YOUR TASK> Using the records below, locate all lines containing "Figure" and return them.

--- Begin DATA ENTRIES ---

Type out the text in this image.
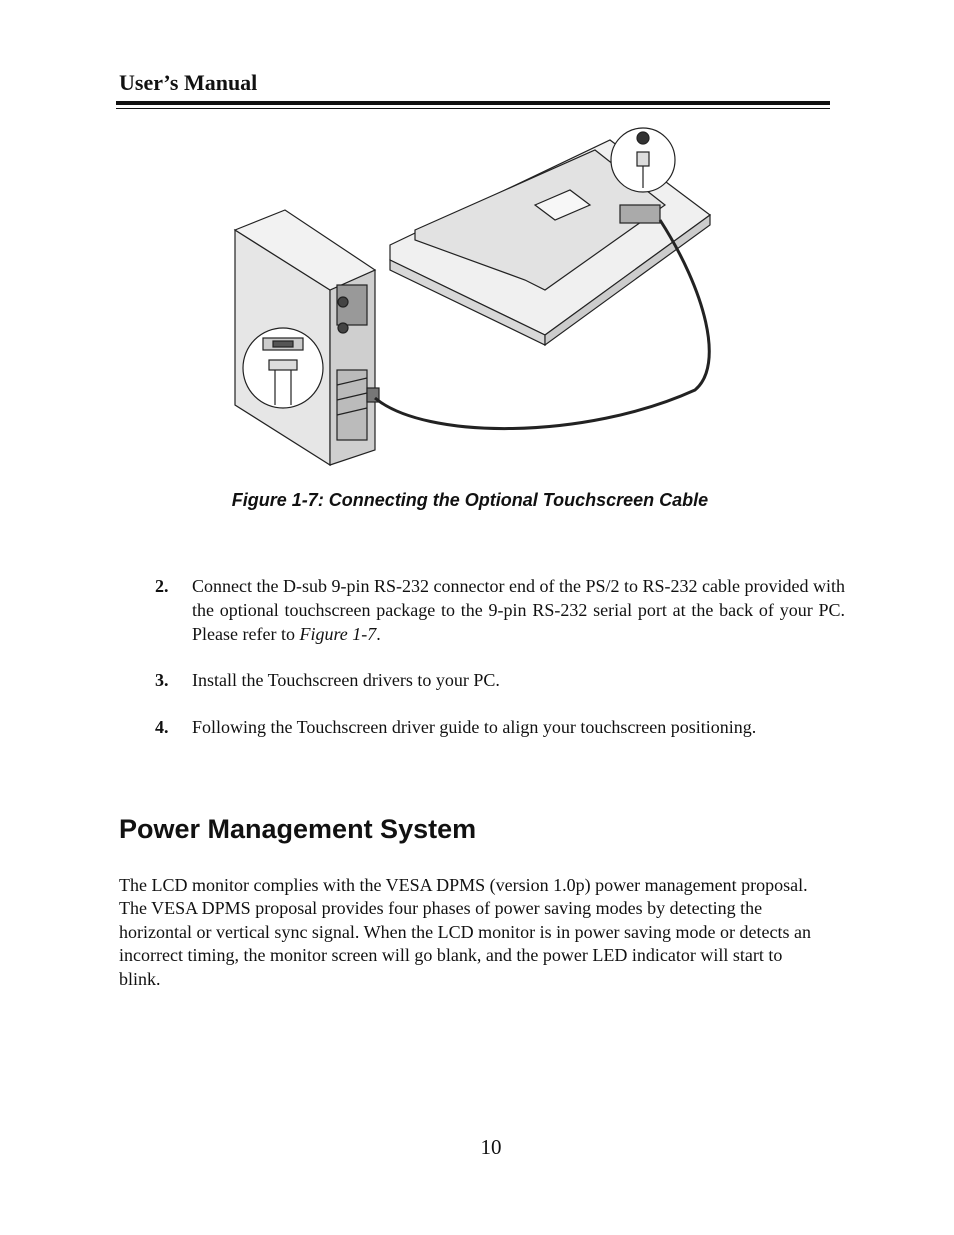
User’s Manual
Figure 1-7: Connecting the Optional Touchscreen Cable
2. Connect the D-sub 9-pin RS-232 connector end of the PS/2 to RS-232 cable provided with the optional touchscreen package to the 9-pin RS-232 serial port at the back of your PC. Please refer to Figure 1-7.
3. Install the Touchscreen drivers to your PC.
4. Following the Touchscreen driver guide to align your touchscreen positioning.
Power Management System
The LCD monitor complies with the VESA DPMS (version 1.0p) power management proposal. The VESA DPMS proposal provides four phases of power saving modes by detecting the horizontal or vertical sync signal. When the LCD monitor is in power saving mode or detects an incorrect timing, the monitor screen will go blank, and the power LED indicator will start to blink.
10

--- End DATA ENTRIES ---

EXERCISE ANSWER>
Figure 1-7: Connecting the Optional Touchscreen Cable
2. Connect the D-sub 9-pin RS-232 connector end of the PS/2 to RS-232 cable provided with the optional touchscreen package to the 9-pin RS-232 serial port at the back of your PC. Please refer to Figure 1-7.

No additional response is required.